Return each line of the records with nothing changed, pictures excepted.

Figure record extracts:
# # # #

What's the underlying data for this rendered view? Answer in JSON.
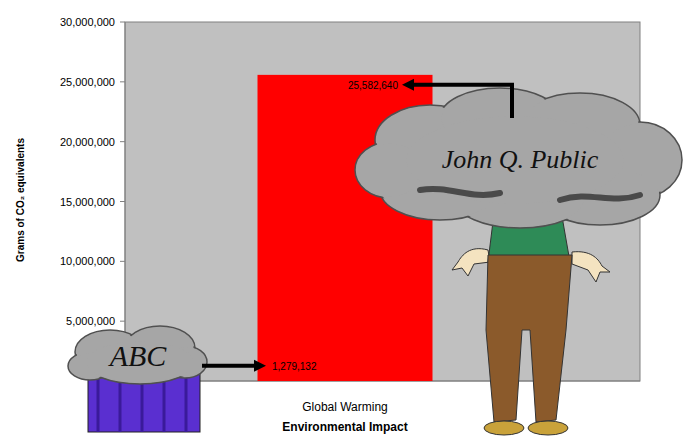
{
  "chart_data": {
    "type": "bar",
    "categories": [
      "Global Warming"
    ],
    "values": [
      25582640
    ],
    "color": "#ff0000",
    "x_label": "Environmental Impact",
    "y_label": "Grams of CO₂ equivalents",
    "ylim": [
      0,
      30000000
    ],
    "yticks": [
      {
        "value": 5000000,
        "label": "5,000,000"
      },
      {
        "value": 10000000,
        "label": "10,000,000"
      },
      {
        "value": 15000000,
        "label": "15,000,000"
      },
      {
        "value": 20000000,
        "label": "20,000,000"
      },
      {
        "value": 25000000,
        "label": "25,000,000"
      },
      {
        "value": 30000000,
        "label": "30,000,000"
      }
    ],
    "grid": false,
    "annotations": [
      {
        "text": "John Q. Public",
        "value": 25582640,
        "label": "25,582,640"
      },
      {
        "text": "ABC",
        "value": 1279132,
        "label": "1,279,132"
      }
    ]
  }
}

# # # #

_Finished exercise_.
What's the underlying data for this rendered view? Answer in JSON.
{
  "chart_data": {
    "type": "bar",
    "categories": [
      "Global Warming"
    ],
    "values": [
      25582640
    ],
    "color": "#ff0000",
    "x_label": "Environmental Impact",
    "y_label": "Grams of CO₂ equivalents",
    "ylim": [
      0,
      30000000
    ],
    "yticks": [
      {
        "value": 5000000,
        "label": "5,000,000"
      },
      {
        "value": 10000000,
        "label": "10,000,000"
      },
      {
        "value": 15000000,
        "label": "15,000,000"
      },
      {
        "value": 20000000,
        "label": "20,000,000"
      },
      {
        "value": 25000000,
        "label": "25,000,000"
      },
      {
        "value": 30000000,
        "label": "30,000,000"
      }
    ],
    "grid": false,
    "annotations": [
      {
        "text": "John Q. Public",
        "value": 25582640,
        "label": "25,582,640"
      },
      {
        "text": "ABC",
        "value": 1279132,
        "label": "1,279,132"
      }
    ]
  }
}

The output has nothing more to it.